### Text provided
----

MSEARCH-320 Technical approach to browse Contributors

#1 Browsing by Contributors using dedicated Elasticsearch index

This approach is the same as browsing by contributors, but with a few extensions.

Pros	Cons
Requires only Elasticsearch and Kafka	Requires additional space to store the dedicated index with all linked instance ids
	Requires integration with kafka to prevent race conditions and get rid of optimistic locks on Elasticsearch documents
	Requires additional code to manage update and delete events

Approach is contains a several steps to implement:

Send contributor events from instance to the search.instance-contributor topic (message key = sha1 hash of concatenatination - tenantId + contributorType + key)
Implement a new Kafka Listener to listen contributor only events (Kafka will arrange contributors with the same key in the same partition, allowing event processing without optimistic locking)
Implement a new InstanceContributor repository with following upsert request for events groups
Implement a query which allows to find contributor exact by name and type (it can be CQL with double equal sign, but it looks like that John and John. are threated as the same value (ES standard tokenizer))

----

### Tasks to carry out
(a) Answer these questions using the text on browsing contributors:
(i) According to the pros, what two technologies does the approach require?
(ii) Which Kafka topic are contributor events sent to?
(iii) What is concatenated and hashed with sha1 to form the message key?
(b) Output verbatim the part of the text on browsing contributors from "MSEARCH-320 Technical approach" to "a few extensions.".

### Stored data

----

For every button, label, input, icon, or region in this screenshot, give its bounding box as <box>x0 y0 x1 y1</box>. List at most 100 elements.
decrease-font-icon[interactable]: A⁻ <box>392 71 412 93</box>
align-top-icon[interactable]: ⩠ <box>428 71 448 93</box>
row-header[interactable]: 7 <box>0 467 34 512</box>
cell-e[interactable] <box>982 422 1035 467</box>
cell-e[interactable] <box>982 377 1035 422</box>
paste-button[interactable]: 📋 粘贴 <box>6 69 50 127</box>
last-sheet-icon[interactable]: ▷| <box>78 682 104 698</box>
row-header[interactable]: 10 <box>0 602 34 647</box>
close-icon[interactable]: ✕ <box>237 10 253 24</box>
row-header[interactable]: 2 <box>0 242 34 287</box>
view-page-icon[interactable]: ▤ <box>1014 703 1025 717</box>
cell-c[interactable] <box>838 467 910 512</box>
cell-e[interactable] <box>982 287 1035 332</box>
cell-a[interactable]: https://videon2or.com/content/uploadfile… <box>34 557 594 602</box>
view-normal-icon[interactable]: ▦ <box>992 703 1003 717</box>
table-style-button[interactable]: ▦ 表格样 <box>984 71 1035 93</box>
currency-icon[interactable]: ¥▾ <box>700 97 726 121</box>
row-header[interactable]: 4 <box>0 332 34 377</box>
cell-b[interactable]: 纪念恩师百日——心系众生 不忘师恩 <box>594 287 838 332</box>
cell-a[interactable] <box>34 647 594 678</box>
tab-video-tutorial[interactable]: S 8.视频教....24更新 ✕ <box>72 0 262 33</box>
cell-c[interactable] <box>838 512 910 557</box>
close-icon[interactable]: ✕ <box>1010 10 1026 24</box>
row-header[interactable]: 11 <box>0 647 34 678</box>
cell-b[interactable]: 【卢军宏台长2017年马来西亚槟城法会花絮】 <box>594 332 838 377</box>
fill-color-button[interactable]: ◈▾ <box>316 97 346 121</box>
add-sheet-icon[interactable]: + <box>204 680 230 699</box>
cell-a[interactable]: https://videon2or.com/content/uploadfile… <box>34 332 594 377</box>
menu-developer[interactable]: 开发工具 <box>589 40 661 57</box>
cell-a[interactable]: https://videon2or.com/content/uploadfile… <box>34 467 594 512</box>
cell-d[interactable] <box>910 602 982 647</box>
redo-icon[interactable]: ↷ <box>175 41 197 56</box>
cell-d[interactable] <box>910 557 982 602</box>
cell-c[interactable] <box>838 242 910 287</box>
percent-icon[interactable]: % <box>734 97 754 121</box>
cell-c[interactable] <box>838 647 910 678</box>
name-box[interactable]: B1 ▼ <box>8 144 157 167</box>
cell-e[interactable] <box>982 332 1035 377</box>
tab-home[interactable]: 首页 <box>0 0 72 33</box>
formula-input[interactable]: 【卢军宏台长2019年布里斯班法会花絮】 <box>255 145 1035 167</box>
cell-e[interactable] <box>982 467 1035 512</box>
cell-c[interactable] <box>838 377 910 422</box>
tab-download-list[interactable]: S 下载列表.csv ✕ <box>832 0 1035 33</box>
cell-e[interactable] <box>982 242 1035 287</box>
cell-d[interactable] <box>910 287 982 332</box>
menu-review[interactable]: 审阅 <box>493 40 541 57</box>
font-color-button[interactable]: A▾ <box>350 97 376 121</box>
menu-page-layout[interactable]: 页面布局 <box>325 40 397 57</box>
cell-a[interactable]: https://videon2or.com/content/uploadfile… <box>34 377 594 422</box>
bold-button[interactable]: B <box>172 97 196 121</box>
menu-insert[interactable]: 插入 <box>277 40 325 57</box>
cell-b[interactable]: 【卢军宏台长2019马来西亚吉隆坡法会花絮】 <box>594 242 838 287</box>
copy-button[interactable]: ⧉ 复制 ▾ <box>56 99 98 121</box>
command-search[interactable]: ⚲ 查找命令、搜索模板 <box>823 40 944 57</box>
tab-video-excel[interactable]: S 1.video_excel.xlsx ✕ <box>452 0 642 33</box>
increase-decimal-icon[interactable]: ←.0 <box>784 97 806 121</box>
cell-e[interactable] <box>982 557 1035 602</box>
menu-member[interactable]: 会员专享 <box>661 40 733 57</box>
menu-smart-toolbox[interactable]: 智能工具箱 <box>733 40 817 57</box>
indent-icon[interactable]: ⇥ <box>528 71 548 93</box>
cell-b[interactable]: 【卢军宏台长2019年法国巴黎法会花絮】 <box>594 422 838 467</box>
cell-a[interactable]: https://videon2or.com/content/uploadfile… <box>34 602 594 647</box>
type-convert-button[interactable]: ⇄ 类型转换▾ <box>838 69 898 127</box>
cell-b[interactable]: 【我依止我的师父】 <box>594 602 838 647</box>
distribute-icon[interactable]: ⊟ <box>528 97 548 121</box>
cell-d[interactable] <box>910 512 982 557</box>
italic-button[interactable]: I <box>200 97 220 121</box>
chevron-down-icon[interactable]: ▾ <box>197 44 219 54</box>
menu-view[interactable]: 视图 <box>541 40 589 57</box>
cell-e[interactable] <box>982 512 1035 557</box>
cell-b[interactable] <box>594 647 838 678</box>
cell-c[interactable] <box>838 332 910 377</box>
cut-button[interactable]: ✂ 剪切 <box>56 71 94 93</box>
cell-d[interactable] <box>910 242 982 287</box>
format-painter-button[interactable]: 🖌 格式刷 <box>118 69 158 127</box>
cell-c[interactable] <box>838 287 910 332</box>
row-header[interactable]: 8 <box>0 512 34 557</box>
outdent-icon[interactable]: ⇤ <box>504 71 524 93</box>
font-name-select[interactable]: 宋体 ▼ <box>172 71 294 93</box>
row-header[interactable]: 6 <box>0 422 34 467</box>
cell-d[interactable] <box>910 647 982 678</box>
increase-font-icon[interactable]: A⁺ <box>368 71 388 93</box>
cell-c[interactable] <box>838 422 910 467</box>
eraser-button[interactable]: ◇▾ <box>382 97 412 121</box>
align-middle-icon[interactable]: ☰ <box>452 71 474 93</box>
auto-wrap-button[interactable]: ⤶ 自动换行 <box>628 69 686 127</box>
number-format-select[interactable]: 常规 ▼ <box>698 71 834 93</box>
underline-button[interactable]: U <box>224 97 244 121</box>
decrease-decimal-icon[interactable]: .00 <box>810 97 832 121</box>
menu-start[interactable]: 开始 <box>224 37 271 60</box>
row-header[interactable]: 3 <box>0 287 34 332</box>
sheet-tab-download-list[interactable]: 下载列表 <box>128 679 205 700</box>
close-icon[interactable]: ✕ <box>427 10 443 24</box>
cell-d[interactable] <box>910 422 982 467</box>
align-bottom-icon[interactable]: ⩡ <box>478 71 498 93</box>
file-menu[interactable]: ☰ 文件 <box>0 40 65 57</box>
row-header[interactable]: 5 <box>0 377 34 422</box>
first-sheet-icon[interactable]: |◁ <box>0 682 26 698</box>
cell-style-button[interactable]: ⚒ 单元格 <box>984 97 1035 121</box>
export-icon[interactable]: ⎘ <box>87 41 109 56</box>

----

### Task answers
(a)
(i) Elasticsearch and Kafka.
(ii) search.instance-contributor.
(iii) tenantId, contributorType and key.

(b)
MSEARCH-320 Technical approach to browse Contributors

#1 Browsing by Contributors using dedicated Elasticsearch index

This approach is the same as browsing by contributors, but with a few extensions.